To do = Scan the records that follow, and whenever a line has the word "contents", copy it.

═══ Dataset excerpts ═══

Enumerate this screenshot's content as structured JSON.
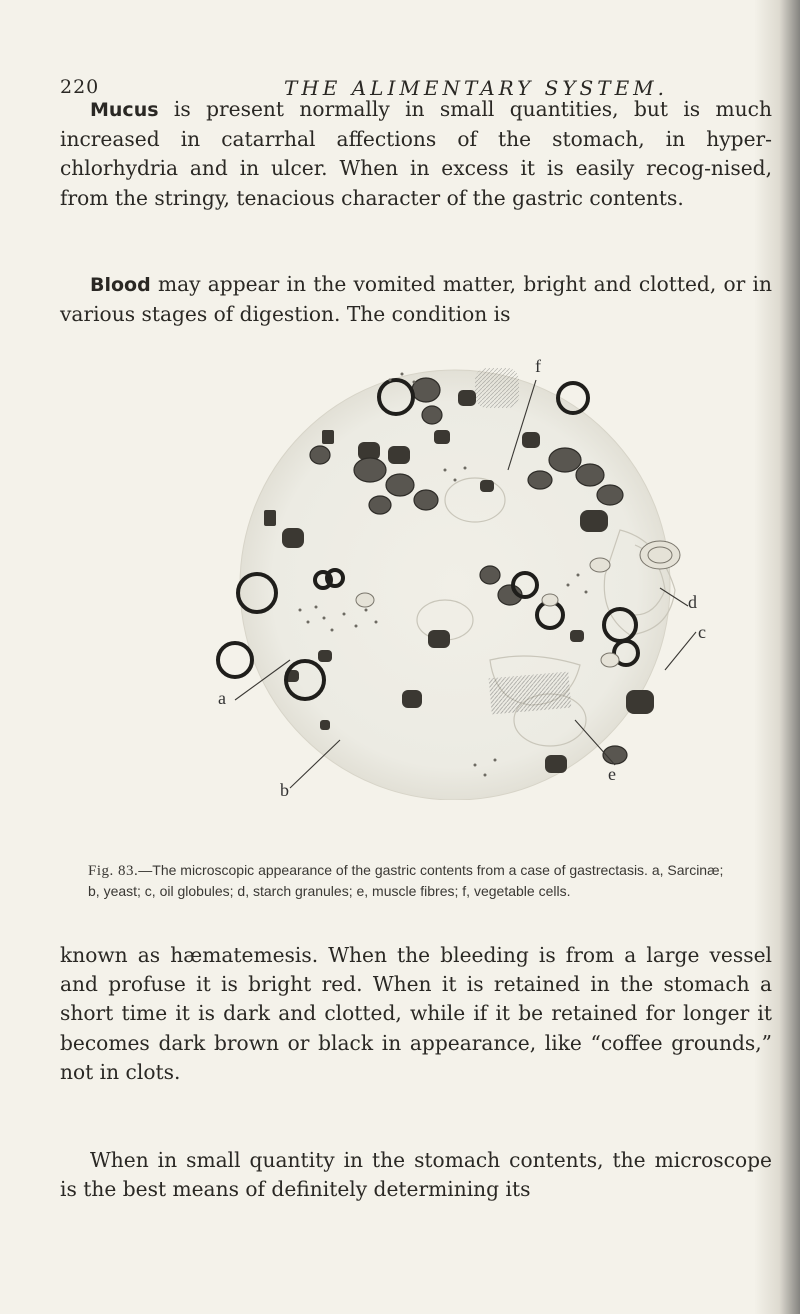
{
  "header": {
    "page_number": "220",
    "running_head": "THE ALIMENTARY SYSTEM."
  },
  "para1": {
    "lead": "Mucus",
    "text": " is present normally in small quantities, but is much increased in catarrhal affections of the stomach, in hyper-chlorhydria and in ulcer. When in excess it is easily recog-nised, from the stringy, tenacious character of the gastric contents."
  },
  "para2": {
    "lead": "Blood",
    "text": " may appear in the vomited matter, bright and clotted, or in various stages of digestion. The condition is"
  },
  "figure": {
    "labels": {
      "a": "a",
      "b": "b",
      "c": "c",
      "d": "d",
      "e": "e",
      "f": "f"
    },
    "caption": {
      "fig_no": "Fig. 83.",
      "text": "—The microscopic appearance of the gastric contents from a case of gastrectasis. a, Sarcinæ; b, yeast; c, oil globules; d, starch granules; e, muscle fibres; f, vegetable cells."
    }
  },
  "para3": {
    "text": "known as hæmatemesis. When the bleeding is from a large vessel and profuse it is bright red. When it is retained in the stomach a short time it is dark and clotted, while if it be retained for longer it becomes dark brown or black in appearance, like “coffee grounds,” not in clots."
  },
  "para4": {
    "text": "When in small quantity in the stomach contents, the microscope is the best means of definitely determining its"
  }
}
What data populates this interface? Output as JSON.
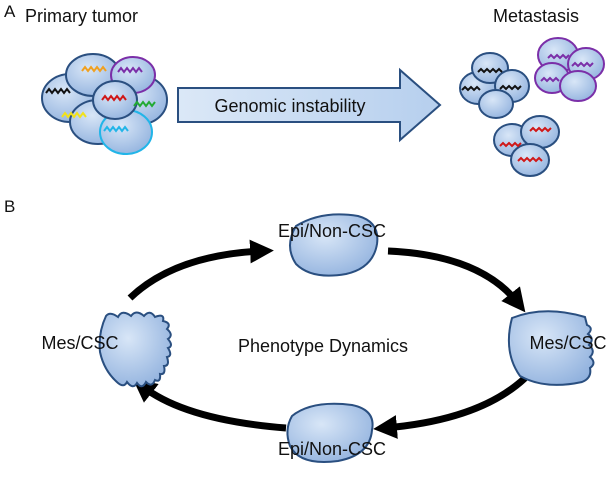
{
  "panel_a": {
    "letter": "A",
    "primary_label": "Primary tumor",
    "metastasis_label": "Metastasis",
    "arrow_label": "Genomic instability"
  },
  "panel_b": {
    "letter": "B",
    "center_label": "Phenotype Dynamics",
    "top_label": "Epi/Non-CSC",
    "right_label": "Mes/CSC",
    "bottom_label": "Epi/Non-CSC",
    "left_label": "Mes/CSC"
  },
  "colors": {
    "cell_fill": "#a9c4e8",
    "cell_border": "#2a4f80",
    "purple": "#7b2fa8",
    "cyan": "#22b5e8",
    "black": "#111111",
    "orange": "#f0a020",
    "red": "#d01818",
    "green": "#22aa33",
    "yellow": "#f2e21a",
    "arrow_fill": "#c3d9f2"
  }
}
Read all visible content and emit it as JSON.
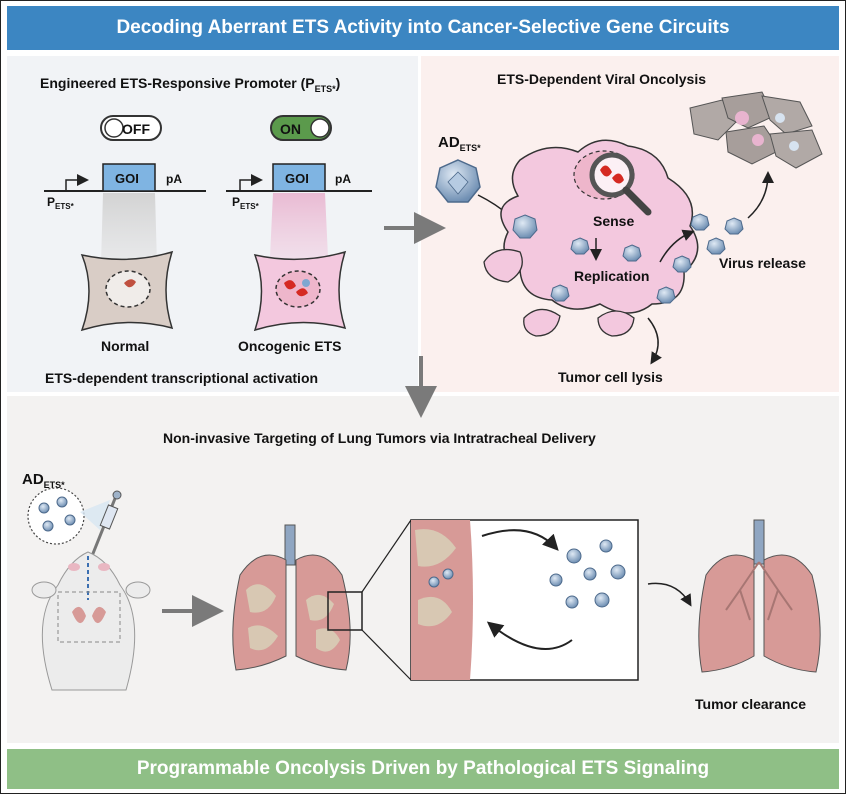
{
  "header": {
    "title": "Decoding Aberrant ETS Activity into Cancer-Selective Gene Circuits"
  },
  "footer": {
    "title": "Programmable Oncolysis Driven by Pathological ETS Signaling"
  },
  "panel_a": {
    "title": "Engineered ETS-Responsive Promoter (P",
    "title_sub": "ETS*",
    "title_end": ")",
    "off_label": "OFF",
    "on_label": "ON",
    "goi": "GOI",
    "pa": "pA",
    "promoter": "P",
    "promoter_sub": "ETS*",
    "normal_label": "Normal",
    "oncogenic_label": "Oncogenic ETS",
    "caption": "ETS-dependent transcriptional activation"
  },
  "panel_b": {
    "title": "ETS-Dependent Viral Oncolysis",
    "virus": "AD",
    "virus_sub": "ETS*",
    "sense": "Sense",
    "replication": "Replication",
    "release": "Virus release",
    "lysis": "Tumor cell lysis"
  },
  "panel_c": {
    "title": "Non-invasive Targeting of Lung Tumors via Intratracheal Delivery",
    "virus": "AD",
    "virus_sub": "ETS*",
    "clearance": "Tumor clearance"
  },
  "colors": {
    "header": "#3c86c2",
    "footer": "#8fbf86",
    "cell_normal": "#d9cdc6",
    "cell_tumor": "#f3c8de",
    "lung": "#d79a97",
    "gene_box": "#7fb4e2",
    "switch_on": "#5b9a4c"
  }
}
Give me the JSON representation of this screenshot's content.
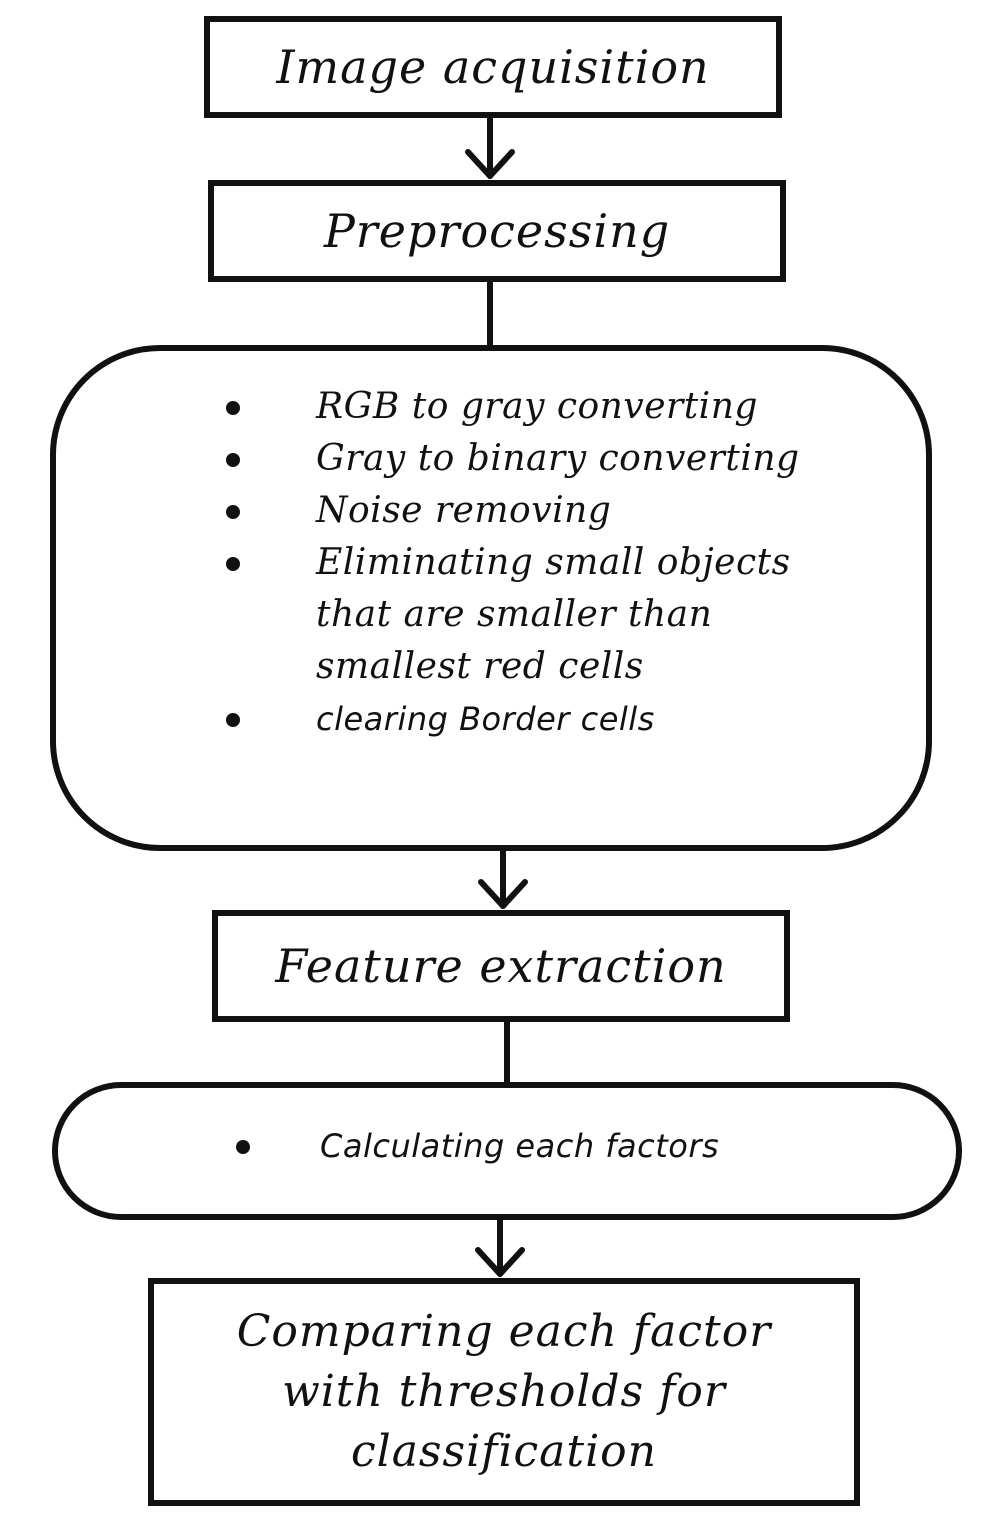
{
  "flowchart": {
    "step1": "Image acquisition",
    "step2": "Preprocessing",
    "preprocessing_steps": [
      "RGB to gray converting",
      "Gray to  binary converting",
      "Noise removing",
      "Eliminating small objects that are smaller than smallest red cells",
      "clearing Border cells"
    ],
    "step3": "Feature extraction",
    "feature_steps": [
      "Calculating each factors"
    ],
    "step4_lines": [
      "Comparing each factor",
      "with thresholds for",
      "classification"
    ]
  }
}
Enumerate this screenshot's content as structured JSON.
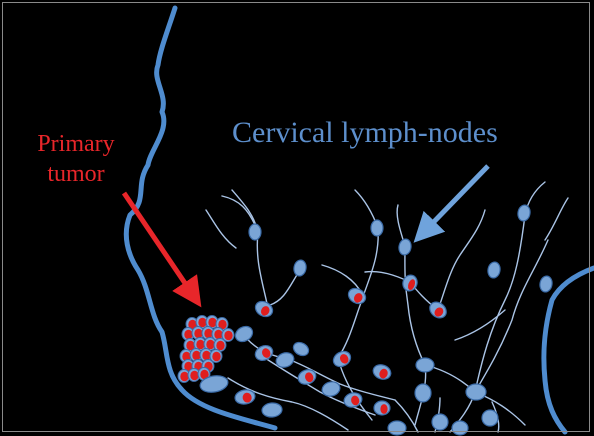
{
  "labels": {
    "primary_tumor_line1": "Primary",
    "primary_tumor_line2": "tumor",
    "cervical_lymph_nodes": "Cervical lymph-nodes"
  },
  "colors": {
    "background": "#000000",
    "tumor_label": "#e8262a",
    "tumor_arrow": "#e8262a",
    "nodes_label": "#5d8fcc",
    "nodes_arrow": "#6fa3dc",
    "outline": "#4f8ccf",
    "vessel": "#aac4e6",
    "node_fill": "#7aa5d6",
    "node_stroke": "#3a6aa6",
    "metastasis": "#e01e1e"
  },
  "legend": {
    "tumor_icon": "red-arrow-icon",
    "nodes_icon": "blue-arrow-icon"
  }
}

═══

Response to the task =
    "text": " is present normally in small quantities, but is much increased in catarrhal affections of the stomach, in hyper-chlorhydria and in ulcer. When in excess it is easily recog-nised, from the stringy, tenacious character of the gastric contents."
      "text": "—The microscopic appearance of the gastric contents from a case of gastrectasis. a, Sarcinæ; b, yeast; c, oil globules; d, starch granules; e, muscle fibres; f, vegetable cells."
    "text": "When in small quantity in the stomach contents, the microscope is the best means of definitely determining its"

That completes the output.